SET PROBLEM: Your task is to filter the data below down to the lines holding "structure".

SOURCE DATA:

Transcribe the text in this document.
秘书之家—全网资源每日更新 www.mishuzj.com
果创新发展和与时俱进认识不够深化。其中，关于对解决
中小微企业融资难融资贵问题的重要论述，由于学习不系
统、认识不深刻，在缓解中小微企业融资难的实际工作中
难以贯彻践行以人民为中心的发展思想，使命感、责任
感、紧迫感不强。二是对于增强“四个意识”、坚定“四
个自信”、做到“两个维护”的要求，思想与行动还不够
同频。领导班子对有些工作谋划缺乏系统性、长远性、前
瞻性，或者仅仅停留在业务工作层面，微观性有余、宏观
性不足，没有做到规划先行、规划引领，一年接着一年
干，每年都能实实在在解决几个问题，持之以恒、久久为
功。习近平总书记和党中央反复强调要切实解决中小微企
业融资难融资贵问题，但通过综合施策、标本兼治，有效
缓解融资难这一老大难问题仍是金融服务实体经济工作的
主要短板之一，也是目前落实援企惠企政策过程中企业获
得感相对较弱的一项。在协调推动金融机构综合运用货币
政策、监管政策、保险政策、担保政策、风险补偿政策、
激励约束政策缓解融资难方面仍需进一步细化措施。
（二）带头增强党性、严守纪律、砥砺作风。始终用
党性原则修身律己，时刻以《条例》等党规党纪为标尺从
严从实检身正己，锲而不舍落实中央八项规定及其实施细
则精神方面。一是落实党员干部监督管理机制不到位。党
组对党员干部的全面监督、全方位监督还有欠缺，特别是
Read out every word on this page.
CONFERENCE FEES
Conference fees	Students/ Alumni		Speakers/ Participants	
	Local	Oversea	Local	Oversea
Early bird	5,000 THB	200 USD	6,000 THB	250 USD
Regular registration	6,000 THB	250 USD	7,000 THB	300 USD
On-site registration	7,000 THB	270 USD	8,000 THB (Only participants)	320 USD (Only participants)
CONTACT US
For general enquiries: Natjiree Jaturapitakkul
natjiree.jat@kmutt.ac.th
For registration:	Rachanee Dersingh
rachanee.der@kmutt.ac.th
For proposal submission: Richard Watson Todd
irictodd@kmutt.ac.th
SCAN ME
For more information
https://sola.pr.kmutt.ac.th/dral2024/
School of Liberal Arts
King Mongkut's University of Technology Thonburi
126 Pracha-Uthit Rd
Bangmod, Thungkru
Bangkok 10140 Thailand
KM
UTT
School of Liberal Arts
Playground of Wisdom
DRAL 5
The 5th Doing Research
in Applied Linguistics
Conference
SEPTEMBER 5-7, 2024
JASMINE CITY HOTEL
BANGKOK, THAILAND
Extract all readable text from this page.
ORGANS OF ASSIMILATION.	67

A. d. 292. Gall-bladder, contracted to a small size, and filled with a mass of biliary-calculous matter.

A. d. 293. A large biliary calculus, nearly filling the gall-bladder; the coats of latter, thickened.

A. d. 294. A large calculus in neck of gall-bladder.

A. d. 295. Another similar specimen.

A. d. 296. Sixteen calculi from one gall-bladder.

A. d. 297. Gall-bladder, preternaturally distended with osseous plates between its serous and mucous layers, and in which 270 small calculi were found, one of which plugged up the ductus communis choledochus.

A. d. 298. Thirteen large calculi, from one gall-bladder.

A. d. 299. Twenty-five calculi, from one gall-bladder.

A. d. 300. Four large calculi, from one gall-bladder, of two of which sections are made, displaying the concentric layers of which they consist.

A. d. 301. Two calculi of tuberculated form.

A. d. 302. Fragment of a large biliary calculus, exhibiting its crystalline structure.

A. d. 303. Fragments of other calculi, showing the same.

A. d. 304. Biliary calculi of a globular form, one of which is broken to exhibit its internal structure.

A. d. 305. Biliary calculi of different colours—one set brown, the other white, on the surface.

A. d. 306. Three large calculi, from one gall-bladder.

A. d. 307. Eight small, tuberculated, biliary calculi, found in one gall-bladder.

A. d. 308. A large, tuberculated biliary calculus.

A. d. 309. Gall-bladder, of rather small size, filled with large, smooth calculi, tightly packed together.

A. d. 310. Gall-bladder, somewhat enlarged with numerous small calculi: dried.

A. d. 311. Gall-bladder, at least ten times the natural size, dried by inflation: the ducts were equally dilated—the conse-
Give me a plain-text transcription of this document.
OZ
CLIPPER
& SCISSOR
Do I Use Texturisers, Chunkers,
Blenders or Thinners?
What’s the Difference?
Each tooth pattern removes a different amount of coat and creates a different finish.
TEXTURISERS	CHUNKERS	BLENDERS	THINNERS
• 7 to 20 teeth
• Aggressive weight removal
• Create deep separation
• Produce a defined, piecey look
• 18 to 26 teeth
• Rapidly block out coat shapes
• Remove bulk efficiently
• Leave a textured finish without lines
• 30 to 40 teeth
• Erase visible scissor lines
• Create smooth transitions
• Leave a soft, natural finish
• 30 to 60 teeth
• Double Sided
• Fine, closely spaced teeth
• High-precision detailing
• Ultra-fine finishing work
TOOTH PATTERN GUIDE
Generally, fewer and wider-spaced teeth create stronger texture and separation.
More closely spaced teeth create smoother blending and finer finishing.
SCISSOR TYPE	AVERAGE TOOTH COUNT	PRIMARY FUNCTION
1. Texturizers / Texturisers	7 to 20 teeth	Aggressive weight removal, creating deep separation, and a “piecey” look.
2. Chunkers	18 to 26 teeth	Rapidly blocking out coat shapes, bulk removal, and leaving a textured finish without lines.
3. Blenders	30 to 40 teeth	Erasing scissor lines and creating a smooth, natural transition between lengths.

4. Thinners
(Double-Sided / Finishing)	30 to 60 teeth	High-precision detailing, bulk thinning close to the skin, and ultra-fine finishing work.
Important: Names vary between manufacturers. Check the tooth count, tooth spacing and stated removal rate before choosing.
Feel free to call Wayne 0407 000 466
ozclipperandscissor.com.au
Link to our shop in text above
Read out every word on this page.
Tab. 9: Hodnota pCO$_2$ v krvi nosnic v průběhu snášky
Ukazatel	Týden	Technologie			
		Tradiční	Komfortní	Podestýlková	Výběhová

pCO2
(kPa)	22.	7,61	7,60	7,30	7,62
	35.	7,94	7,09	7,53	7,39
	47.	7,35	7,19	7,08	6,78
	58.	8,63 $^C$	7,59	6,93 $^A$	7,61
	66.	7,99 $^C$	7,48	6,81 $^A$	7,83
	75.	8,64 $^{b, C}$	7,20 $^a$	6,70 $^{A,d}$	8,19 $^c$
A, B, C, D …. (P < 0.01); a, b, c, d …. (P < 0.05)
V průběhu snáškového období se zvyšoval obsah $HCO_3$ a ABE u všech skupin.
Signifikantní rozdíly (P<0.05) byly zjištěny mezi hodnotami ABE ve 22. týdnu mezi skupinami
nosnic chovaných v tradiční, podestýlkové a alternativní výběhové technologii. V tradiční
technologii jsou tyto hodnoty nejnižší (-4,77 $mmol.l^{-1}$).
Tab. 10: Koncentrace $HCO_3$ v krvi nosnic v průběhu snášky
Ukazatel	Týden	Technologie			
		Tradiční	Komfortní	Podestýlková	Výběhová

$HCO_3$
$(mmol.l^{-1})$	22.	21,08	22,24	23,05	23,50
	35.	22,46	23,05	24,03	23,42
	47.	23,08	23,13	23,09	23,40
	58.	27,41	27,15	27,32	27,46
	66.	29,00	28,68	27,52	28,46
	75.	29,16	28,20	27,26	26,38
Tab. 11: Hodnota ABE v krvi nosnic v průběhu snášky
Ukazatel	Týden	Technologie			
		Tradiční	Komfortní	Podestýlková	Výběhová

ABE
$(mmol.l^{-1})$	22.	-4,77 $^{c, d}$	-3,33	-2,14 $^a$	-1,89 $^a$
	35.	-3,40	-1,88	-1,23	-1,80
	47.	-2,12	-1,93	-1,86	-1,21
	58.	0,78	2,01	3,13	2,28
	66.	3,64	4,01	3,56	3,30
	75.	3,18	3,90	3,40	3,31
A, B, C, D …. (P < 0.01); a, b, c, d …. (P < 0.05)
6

THE COMPLETED TASK:
A. d. 302. Fragment of a large biliary calculus, exhibiting its crystalline structure.
A. d. 304. Biliary calculi of a globular form, one of which is broken to exhibit its internal structure.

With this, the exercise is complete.